# DATASET EXCERPTS:

□ □ □ □ □ □ □

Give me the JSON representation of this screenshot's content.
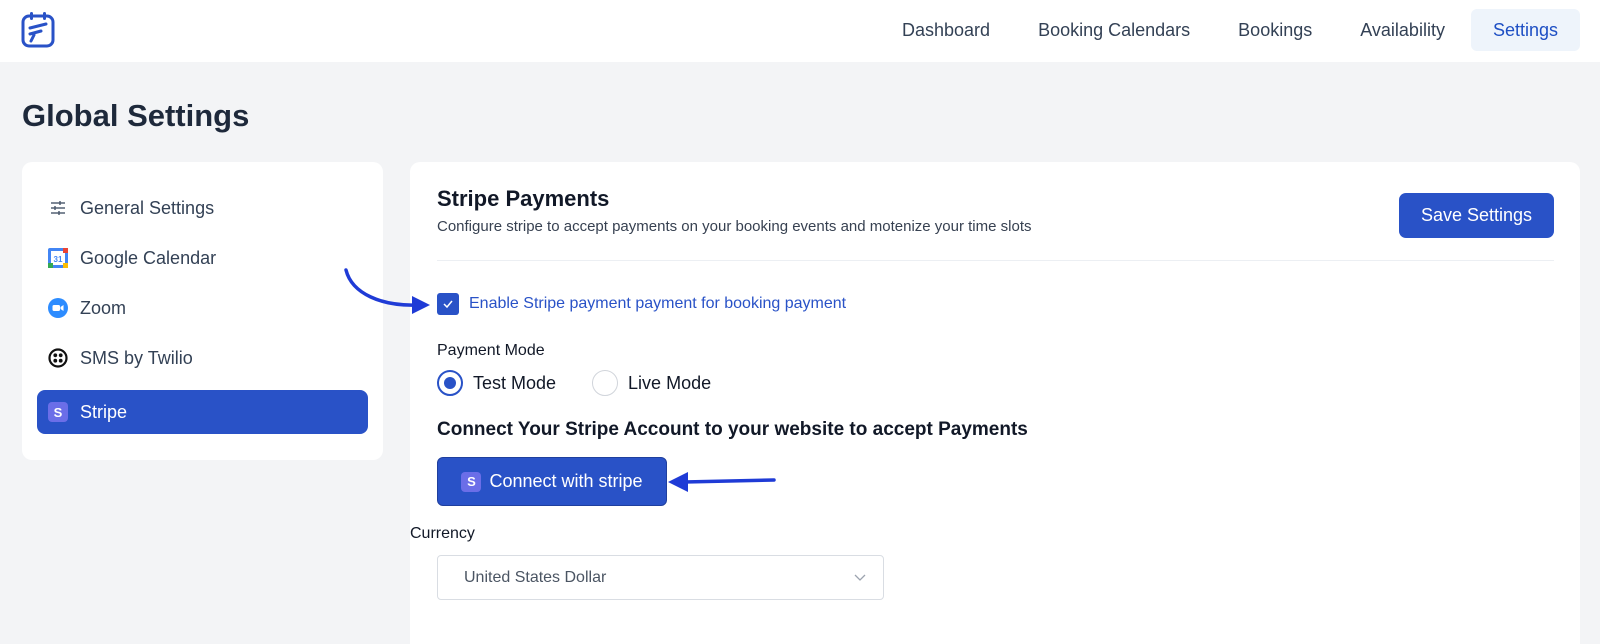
{
  "nav": {
    "items": [
      {
        "label": "Dashboard"
      },
      {
        "label": "Booking Calendars"
      },
      {
        "label": "Bookings"
      },
      {
        "label": "Availability"
      },
      {
        "label": "Settings",
        "active": true
      }
    ]
  },
  "page": {
    "title": "Global Settings"
  },
  "sidebar": {
    "items": [
      {
        "label": "General Settings",
        "icon": "sliders-icon"
      },
      {
        "label": "Google Calendar",
        "icon": "google-calendar-icon",
        "icon_text": "31"
      },
      {
        "label": "Zoom",
        "icon": "zoom-icon"
      },
      {
        "label": "SMS by Twilio",
        "icon": "twilio-icon"
      },
      {
        "label": "Stripe",
        "icon": "stripe-icon",
        "icon_text": "S",
        "active": true
      }
    ]
  },
  "panel": {
    "title": "Stripe Payments",
    "subtitle": "Configure stripe to accept payments on your booking events and motenize your time slots",
    "save_label": "Save Settings",
    "enable_label": "Enable Stripe payment payment for booking payment",
    "enable_checked": true,
    "mode_label": "Payment Mode",
    "modes": [
      {
        "label": "Test Mode",
        "selected": true
      },
      {
        "label": "Live Mode",
        "selected": false
      }
    ],
    "connect_heading": "Connect Your Stripe Account to your website to accept Payments",
    "connect_label": "Connect with stripe",
    "connect_icon_text": "S",
    "currency_label": "Currency",
    "currency_value": "United States Dollar"
  },
  "colors": {
    "accent": "#2952c7",
    "annotation_arrow": "#1f3bd6",
    "background": "#f3f4f6"
  }
}
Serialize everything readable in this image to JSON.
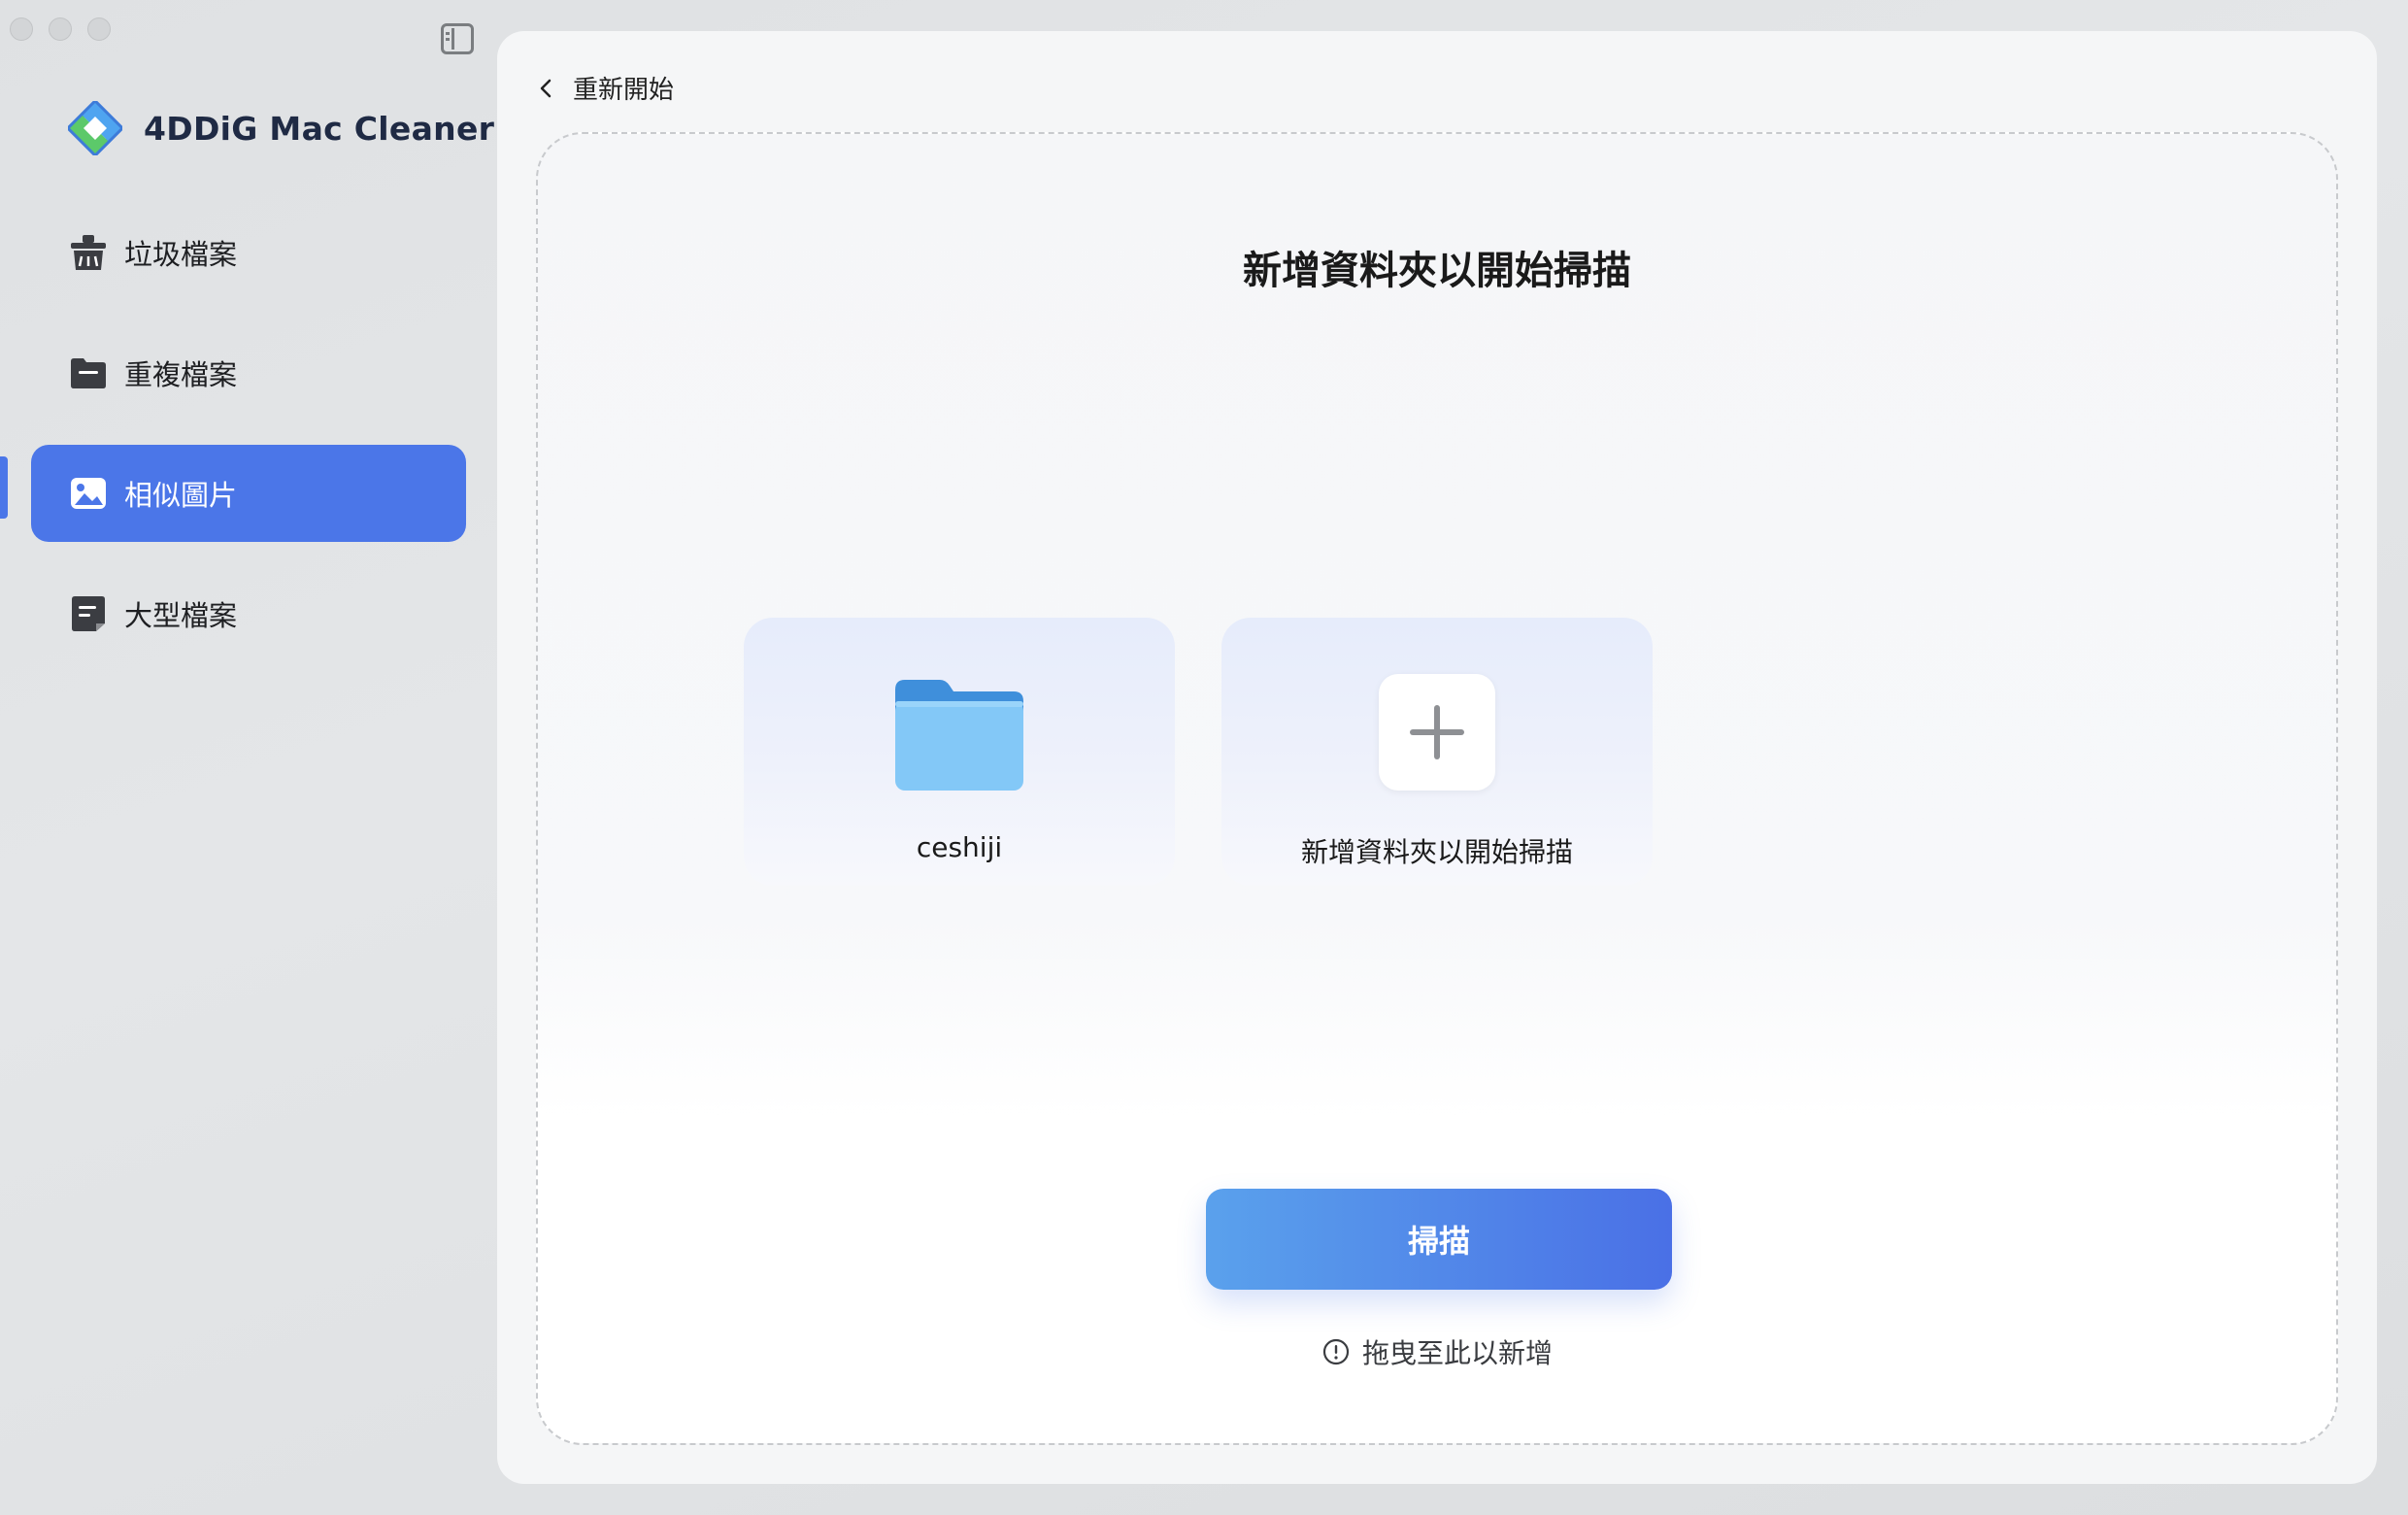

□ □ □ □ □ □ □

Transcribe the material as is, with images omitted.

# FINAL RESULT:
Give me the JSON representation of this screenshot's content.
{
  "nav": {
    "items": [
      {
        "label": "Dashboard"
      },
      {
        "label": "Booking Calendars"
      },
      {
        "label": "Bookings"
      },
      {
        "label": "Availability"
      },
      {
        "label": "Settings",
        "active": true
      }
    ]
  },
  "page": {
    "title": "Global Settings"
  },
  "sidebar": {
    "items": [
      {
        "label": "General Settings",
        "icon": "sliders-icon"
      },
      {
        "label": "Google Calendar",
        "icon": "google-calendar-icon",
        "icon_text": "31"
      },
      {
        "label": "Zoom",
        "icon": "zoom-icon"
      },
      {
        "label": "SMS by Twilio",
        "icon": "twilio-icon"
      },
      {
        "label": "Stripe",
        "icon": "stripe-icon",
        "icon_text": "S",
        "active": true
      }
    ]
  },
  "panel": {
    "title": "Stripe Payments",
    "subtitle": "Configure stripe to accept payments on your booking events and motenize your time slots",
    "save_label": "Save Settings",
    "enable_label": "Enable Stripe payment payment for booking payment",
    "enable_checked": true,
    "mode_label": "Payment Mode",
    "modes": [
      {
        "label": "Test Mode",
        "selected": true
      },
      {
        "label": "Live Mode",
        "selected": false
      }
    ],
    "connect_heading": "Connect Your Stripe Account to your website to accept Payments",
    "connect_label": "Connect with stripe",
    "connect_icon_text": "S",
    "currency_label": "Currency",
    "currency_value": "United States Dollar"
  },
  "colors": {
    "accent": "#2952c7",
    "annotation_arrow": "#1f3bd6",
    "background": "#f3f4f6"
  }
}
Serialize everything readable in this image to JSON.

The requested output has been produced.